Data listing:
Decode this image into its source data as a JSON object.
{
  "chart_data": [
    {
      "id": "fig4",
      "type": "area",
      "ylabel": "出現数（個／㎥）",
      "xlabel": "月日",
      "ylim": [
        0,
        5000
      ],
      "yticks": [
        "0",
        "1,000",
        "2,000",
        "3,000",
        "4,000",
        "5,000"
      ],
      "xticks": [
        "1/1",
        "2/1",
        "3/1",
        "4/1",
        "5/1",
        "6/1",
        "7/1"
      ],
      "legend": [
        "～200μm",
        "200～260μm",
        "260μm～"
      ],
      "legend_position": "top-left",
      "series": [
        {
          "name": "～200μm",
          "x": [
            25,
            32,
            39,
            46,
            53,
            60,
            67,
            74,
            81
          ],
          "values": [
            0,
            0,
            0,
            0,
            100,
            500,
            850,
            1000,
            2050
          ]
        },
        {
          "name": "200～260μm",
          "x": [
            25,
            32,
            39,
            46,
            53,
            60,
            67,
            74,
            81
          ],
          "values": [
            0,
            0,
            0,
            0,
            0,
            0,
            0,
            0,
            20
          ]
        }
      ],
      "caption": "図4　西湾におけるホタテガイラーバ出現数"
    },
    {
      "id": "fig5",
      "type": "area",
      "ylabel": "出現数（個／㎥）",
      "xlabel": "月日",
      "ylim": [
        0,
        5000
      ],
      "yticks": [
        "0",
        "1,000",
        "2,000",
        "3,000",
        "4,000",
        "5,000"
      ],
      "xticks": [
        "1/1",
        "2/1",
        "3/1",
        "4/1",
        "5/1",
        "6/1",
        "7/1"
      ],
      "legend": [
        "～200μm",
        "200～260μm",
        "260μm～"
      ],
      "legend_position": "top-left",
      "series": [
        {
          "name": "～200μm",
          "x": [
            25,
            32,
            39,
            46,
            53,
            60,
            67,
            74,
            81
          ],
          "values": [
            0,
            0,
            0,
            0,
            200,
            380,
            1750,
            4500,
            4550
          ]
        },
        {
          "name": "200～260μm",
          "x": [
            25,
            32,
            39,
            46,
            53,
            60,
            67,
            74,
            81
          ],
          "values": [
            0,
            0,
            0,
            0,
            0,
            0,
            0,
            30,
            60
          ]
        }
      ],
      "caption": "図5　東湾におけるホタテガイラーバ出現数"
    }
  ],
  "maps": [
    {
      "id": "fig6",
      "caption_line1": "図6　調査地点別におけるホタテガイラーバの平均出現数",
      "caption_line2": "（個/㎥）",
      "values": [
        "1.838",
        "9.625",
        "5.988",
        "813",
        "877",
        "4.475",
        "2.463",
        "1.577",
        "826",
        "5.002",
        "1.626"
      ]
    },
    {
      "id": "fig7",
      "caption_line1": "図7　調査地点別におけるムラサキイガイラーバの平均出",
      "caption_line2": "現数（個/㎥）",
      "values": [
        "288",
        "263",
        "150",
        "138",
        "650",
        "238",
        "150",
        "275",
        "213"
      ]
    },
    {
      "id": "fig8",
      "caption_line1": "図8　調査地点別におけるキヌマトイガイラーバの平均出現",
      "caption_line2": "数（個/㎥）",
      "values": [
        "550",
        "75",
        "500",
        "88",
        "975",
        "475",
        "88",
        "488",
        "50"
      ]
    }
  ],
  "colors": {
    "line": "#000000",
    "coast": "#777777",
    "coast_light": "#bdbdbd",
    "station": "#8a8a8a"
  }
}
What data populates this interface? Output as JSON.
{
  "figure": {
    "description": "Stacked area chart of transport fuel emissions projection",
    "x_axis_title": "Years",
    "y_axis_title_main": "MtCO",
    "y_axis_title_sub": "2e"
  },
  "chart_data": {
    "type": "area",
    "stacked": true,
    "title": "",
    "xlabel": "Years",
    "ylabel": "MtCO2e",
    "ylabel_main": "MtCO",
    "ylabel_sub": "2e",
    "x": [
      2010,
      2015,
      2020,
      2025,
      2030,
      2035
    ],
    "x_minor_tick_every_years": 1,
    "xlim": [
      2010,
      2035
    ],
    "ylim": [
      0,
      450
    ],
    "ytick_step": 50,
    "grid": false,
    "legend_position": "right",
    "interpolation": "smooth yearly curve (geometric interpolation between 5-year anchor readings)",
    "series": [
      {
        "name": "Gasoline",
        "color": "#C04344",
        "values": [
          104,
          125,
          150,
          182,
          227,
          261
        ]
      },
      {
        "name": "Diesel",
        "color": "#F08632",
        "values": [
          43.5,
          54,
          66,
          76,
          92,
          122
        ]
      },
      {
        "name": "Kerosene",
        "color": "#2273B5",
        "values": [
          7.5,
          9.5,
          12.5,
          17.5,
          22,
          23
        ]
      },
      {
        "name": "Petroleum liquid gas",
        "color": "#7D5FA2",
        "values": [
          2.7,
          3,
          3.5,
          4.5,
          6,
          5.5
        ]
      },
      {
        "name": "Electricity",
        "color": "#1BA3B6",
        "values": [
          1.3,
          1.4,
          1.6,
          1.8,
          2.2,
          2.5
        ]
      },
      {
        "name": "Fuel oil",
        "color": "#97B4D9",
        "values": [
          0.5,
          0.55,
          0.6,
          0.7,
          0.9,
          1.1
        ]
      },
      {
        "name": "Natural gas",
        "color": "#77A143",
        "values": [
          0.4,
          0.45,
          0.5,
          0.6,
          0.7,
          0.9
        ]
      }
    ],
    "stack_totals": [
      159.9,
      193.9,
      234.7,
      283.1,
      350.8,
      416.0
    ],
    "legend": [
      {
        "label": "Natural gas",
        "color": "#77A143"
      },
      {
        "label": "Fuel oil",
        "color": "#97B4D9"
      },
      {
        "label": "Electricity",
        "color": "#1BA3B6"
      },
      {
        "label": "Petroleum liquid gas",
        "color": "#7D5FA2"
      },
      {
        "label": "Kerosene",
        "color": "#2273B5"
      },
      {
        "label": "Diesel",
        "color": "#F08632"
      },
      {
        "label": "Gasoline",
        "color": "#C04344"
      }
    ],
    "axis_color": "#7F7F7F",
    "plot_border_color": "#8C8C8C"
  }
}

Objective: Your task is to repeat each line of the material exactly.

Task solution:
Decode this image into its source data as a JSON object.
{
  "chart_data": [
    {
      "id": "fig4",
      "type": "area",
      "ylabel": "出現数（個／㎥）",
      "xlabel": "月日",
      "ylim": [
        0,
        5000
      ],
      "yticks": [
        "0",
        "1,000",
        "2,000",
        "3,000",
        "4,000",
        "5,000"
      ],
      "xticks": [
        "1/1",
        "2/1",
        "3/1",
        "4/1",
        "5/1",
        "6/1",
        "7/1"
      ],
      "legend": [
        "～200μm",
        "200～260μm",
        "260μm～"
      ],
      "legend_position": "top-left",
      "series": [
        {
          "name": "～200μm",
          "x": [
            25,
            32,
            39,
            46,
            53,
            60,
            67,
            74,
            81
          ],
          "values": [
            0,
            0,
            0,
            0,
            100,
            500,
            850,
            1000,
            2050
          ]
        },
        {
          "name": "200～260μm",
          "x": [
            25,
            32,
            39,
            46,
            53,
            60,
            67,
            74,
            81
          ],
          "values": [
            0,
            0,
            0,
            0,
            0,
            0,
            0,
            0,
            20
          ]
        }
      ],
      "caption": "図4　西湾におけるホタテガイラーバ出現数"
    },
    {
      "id": "fig5",
      "type": "area",
      "ylabel": "出現数（個／㎥）",
      "xlabel": "月日",
      "ylim": [
        0,
        5000
      ],
      "yticks": [
        "0",
        "1,000",
        "2,000",
        "3,000",
        "4,000",
        "5,000"
      ],
      "xticks": [
        "1/1",
        "2/1",
        "3/1",
        "4/1",
        "5/1",
        "6/1",
        "7/1"
      ],
      "legend": [
        "～200μm",
        "200～260μm",
        "260μm～"
      ],
      "legend_position": "top-left",
      "series": [
        {
          "name": "～200μm",
          "x": [
            25,
            32,
            39,
            46,
            53,
            60,
            67,
            74,
            81
          ],
          "values": [
            0,
            0,
            0,
            0,
            200,
            380,
            1750,
            4500,
            4550
          ]
        },
        {
          "name": "200～260μm",
          "x": [
            25,
            32,
            39,
            46,
            53,
            60,
            67,
            74,
            81
          ],
          "values": [
            0,
            0,
            0,
            0,
            0,
            0,
            0,
            30,
            60
          ]
        }
      ],
      "caption": "図5　東湾におけるホタテガイラーバ出現数"
    }
  ],
  "maps": [
    {
      "id": "fig6",
      "caption_line1": "図6　調査地点別におけるホタテガイラーバの平均出現数",
      "caption_line2": "（個/㎥）",
      "values": [
        "1.838",
        "9.625",
        "5.988",
        "813",
        "877",
        "4.475",
        "2.463",
        "1.577",
        "826",
        "5.002",
        "1.626"
      ]
    },
    {
      "id": "fig7",
      "caption_line1": "図7　調査地点別におけるムラサキイガイラーバの平均出",
      "caption_line2": "現数（個/㎥）",
      "values": [
        "288",
        "263",
        "150",
        "138",
        "650",
        "238",
        "150",
        "275",
        "213"
      ]
    },
    {
      "id": "fig8",
      "caption_line1": "図8　調査地点別におけるキヌマトイガイラーバの平均出現",
      "caption_line2": "数（個/㎥）",
      "values": [
        "550",
        "75",
        "500",
        "88",
        "975",
        "475",
        "88",
        "488",
        "50"
      ]
    }
  ],
  "colors": {
    "line": "#000000",
    "coast": "#777777",
    "coast_light": "#bdbdbd",
    "station": "#8a8a8a"
  }
}
What data populates this interface? Output as JSON.
{
  "figure": {
    "description": "Stacked area chart of transport fuel emissions projection",
    "x_axis_title": "Years",
    "y_axis_title_main": "MtCO",
    "y_axis_title_sub": "2e"
  },
  "chart_data": {
    "type": "area",
    "stacked": true,
    "title": "",
    "xlabel": "Years",
    "ylabel": "MtCO2e",
    "ylabel_main": "MtCO",
    "ylabel_sub": "2e",
    "x": [
      2010,
      2015,
      2020,
      2025,
      2030,
      2035
    ],
    "x_minor_tick_every_years": 1,
    "xlim": [
      2010,
      2035
    ],
    "ylim": [
      0,
      450
    ],
    "ytick_step": 50,
    "grid": false,
    "legend_position": "right",
    "interpolation": "smooth yearly curve (geometric interpolation between 5-year anchor readings)",
    "series": [
      {
        "name": "Gasoline",
        "color": "#C04344",
        "values": [
          104,
          125,
          150,
          182,
          227,
          261
        ]
      },
      {
        "name": "Diesel",
        "color": "#F08632",
        "values": [
          43.5,
          54,
          66,
          76,
          92,
          122
        ]
      },
      {
        "name": "Kerosene",
        "color": "#2273B5",
        "values": [
          7.5,
          9.5,
          12.5,
          17.5,
          22,
          23
        ]
      },
      {
        "name": "Petroleum liquid gas",
        "color": "#7D5FA2",
        "values": [
          2.7,
          3,
          3.5,
          4.5,
          6,
          5.5
        ]
      },
      {
        "name": "Electricity",
        "color": "#1BA3B6",
        "values": [
          1.3,
          1.4,
          1.6,
          1.8,
          2.2,
          2.5
        ]
      },
      {
        "name": "Fuel oil",
        "color": "#97B4D9",
        "values": [
          0.5,
          0.55,
          0.6,
          0.7,
          0.9,
          1.1
        ]
      },
      {
        "name": "Natural gas",
        "color": "#77A143",
        "values": [
          0.4,
          0.45,
          0.5,
          0.6,
          0.7,
          0.9
        ]
      }
    ],
    "stack_totals": [
      159.9,
      193.9,
      234.7,
      283.1,
      350.8,
      416.0
    ],
    "legend": [
      {
        "label": "Natural gas",
        "color": "#77A143"
      },
      {
        "label": "Fuel oil",
        "color": "#97B4D9"
      },
      {
        "label": "Electricity",
        "color": "#1BA3B6"
      },
      {
        "label": "Petroleum liquid gas",
        "color": "#7D5FA2"
      },
      {
        "label": "Kerosene",
        "color": "#2273B5"
      },
      {
        "label": "Diesel",
        "color": "#F08632"
      },
      {
        "label": "Gasoline",
        "color": "#C04344"
      }
    ],
    "axis_color": "#7F7F7F",
    "plot_border_color": "#8C8C8C"
  }
}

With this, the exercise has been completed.